__Document text__.

↓↓↓

So I had similar dreams about building a 16’m’ device for controlling VCV. I realized the cheapest route maybe buying something off the shelf like the presonus faderport etc, but then you don’t get the hi-res. So I kept an eye for old things with motorized faders to pick up cheap and and hack.

Now for the more technical bits, I ended up getting this broadcast digital mixer ‘Lawo Sapphire’ (2 of them). The controller uses CANBUS protocol (like in your car) over ethernet cables to communicate with the mixer. I bought a little canbus device and reverse engineered most of the CAN communication. Removed the mixer and instead have a python program that can translate the can messages to midi/osc. Presto, 24 motoroized faders, 36 endless encoders and a crap ton of buttons and oled screens. I don’t have the screens fully figured out yet, and some of them are dull from age, but it’s still amazing, when you do something like in that video.

The faders send values from 0-649 which I was rescaling to 0-127 when using midi-cat and hence osc’elot was born.

That is AWESOME.

Incredible !!!

The main issue is that most endless encoder implementations have mechanical encoders, and those have poor angular resolution: 24-ish jumps per rotation. Using an as5601, you can resolve up to 4096 changes per rotation. Also, most controllers are going to send MIDI 1.0 which restricts you to 128 levels if you stick with what’s well specified. I recall a discussion here in which Bruce and I participated not too far back about how poorly 14bit CCs are specified. Bruce provided interesting historical notes about the standardization process. Bruce is hereby dubbed VCV hardware history/color commentator.

That thing looks more than a little expensive.

Yes very, it’s used in TV stations and such. I picked up an older model, the mixer is a 19" rack unit, with only the master board and no other cards. That and the fact that it was old saved me a bunch. I hoped I would be able to use at least the faders and worked out that each fader would cost me less than $35. (Still expensive). Luckily I was able to decode it enough to use it without extracting the faders.

↑↑↑

__Given information__.
↓↓↓

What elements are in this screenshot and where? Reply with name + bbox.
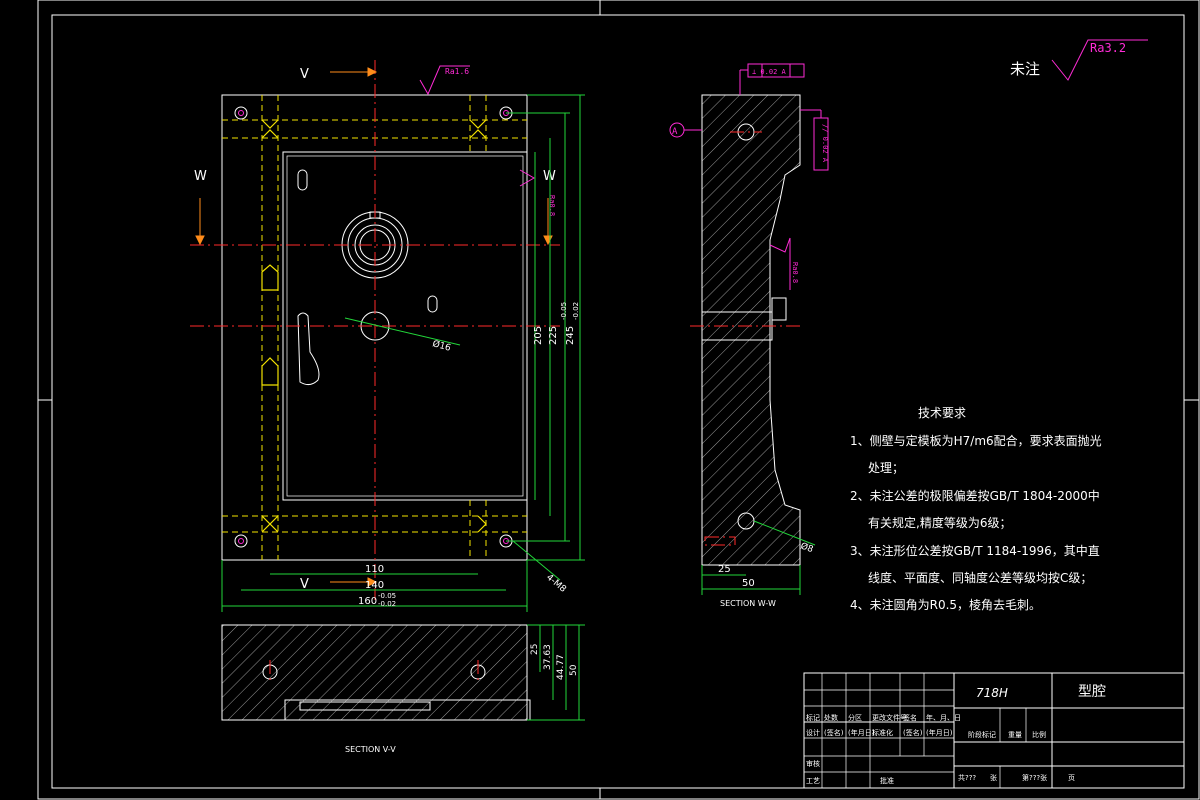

↑↑↑

__What this exercise asks__.
[a] In the forum thread about the motorized fader controller, translate this sentence into Spanish: "The controller uses CANBUS protocol (like in your car) over ethernet cables to communicate with the mixer."
[b] Extend the forum thread about reusing a broadcast mixer's motorized faders, picking up after its last post.

__Results of the exercise__.
[a] El controlador usa el protocolo CANBUS (como en tu coche) a través de cables ethernet para comunicarse con el mezclador.

[b]
If someone wants to try something crazy like this, this was something I was considering before getting what I have now:

You should do enough research and assume no one will be able to help you before you spend that dough though.

I’m staying far from motor faders as electro-mechanical stuff is more complexity to go wrong. With an Hall effect encoder, there’s no physical contact to muck up, and the meaning of a position can be anything the software decides it is. Just do all your +/- deltas mod 4096.

Yes I’m very interested in whatever you come up with, I would love to have something like a diy monome arc

Agreed!

I remember it well! I still think, as I maintained in that discussion, that 14-bit MIDI is in practice adequately specified for professional use, but I am getting more interested in other protocols these days and will be very interested to see what you do with the as5601 in any case.

You may have seen the Yaeltex version 2 custom controllers? They’re still in beta but extremely well made. The platform can support a LOT more than the current suite of controller types and the firmware is extremely well written.

I mention it because their flagship custom controller is a push-button detented endless encoder with a NeoPixel 16 ring around it, configured with the bottom three “fused” and 13 steps. It’s not as cool as the Arc’s full ring but it’s more practical and you get independent color control. TONS of feedback options and a very responsive dev team.

While I’m thinking about just a smooth grease damped shaft, using a neopixel ring is an intriguing prospect.

Incidentally, the as5601 detects gap change, so push-buttony things are possible.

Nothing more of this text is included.